• _Written exercise_:
Scan the entries below for the word "frontière". Copy each line that has it.

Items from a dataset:
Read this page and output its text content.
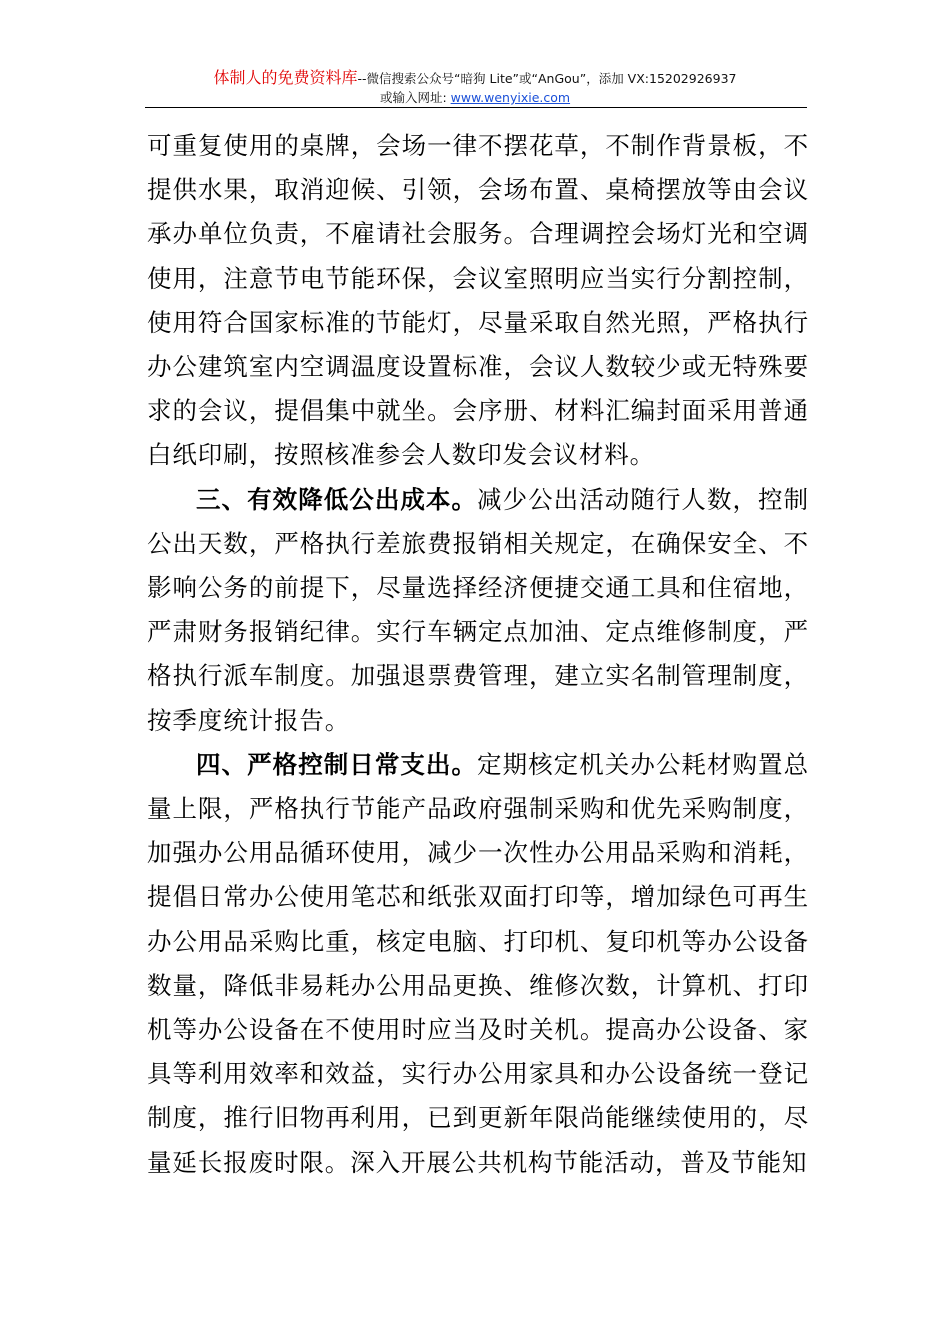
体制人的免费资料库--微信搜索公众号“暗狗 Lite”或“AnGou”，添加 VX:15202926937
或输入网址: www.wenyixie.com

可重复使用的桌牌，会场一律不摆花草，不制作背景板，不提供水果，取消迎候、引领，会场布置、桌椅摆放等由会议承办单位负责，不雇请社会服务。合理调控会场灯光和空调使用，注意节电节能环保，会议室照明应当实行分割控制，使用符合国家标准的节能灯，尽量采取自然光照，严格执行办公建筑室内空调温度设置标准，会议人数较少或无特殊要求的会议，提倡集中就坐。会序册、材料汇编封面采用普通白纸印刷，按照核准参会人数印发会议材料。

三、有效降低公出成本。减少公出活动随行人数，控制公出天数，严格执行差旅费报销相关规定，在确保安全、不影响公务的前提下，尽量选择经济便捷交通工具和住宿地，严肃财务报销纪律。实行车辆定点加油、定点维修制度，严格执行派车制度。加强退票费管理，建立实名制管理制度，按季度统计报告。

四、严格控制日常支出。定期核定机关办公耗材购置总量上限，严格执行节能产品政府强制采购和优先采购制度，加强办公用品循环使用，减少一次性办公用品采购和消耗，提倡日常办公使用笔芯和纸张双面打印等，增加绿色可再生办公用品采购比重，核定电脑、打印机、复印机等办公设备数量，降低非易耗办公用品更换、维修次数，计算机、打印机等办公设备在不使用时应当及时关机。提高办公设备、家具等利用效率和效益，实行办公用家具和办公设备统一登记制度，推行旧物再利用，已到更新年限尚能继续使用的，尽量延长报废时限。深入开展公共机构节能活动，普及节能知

--

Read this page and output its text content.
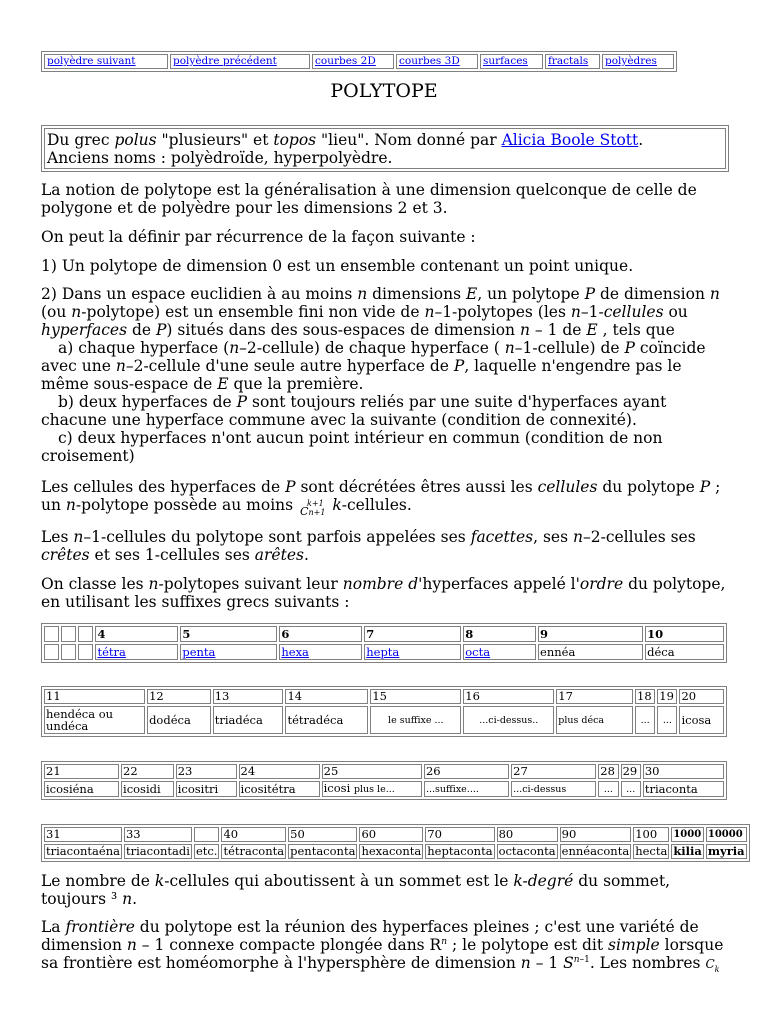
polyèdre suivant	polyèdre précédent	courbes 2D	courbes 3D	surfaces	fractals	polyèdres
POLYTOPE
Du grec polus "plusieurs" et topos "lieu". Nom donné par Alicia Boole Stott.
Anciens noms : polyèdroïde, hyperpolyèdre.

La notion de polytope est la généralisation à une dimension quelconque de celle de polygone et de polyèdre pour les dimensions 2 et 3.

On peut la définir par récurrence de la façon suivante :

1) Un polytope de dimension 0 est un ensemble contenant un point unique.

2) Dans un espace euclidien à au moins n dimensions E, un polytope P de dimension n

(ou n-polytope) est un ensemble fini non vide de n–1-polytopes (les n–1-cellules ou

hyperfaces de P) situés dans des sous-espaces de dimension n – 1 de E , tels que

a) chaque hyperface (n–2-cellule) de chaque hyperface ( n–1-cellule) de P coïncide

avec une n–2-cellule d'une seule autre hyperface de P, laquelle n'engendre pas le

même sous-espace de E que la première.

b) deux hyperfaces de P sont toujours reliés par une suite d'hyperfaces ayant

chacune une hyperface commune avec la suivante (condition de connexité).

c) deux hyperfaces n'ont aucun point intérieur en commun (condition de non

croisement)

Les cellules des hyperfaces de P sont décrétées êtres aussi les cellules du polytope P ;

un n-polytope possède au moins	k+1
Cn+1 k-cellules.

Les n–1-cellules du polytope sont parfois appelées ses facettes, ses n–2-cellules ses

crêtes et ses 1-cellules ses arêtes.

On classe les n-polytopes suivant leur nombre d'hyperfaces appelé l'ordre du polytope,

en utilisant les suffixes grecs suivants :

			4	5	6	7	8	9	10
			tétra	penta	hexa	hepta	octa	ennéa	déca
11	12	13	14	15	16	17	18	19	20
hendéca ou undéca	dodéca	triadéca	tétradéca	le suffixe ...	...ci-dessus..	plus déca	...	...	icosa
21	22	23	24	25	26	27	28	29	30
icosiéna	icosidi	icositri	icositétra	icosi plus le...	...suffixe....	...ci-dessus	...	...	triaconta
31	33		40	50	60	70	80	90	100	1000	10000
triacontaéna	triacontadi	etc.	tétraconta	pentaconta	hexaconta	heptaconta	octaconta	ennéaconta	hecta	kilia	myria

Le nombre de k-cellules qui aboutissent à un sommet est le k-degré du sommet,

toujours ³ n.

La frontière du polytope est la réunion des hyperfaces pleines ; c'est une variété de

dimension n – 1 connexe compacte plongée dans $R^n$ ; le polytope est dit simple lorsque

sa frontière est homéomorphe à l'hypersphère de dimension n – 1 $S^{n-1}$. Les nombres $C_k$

--

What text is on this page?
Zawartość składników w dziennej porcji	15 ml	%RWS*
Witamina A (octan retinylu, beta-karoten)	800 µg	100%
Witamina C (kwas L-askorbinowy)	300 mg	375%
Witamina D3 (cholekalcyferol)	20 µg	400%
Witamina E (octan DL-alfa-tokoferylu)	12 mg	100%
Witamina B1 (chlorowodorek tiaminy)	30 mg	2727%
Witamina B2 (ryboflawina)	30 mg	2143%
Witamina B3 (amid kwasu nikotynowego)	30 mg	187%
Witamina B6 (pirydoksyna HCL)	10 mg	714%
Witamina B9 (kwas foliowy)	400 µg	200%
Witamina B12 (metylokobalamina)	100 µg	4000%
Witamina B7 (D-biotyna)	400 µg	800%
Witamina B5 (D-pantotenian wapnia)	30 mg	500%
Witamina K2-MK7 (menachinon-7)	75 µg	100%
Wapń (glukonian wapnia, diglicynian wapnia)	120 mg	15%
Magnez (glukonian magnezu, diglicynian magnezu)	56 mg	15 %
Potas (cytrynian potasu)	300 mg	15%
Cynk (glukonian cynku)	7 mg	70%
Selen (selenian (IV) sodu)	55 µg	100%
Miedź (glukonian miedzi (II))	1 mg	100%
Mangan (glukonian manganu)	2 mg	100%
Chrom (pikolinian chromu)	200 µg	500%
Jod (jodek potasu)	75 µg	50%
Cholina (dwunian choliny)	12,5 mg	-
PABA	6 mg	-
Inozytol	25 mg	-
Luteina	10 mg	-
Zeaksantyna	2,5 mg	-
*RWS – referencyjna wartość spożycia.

• _Response to the task_:
La frontière du polytope est la réunion des hyperfaces pleines ; c'est une variété de
sa frontière est homéomorphe à l'hypersphère de dimension n – 1 $S^{n-1}$. Les nombres $C_k$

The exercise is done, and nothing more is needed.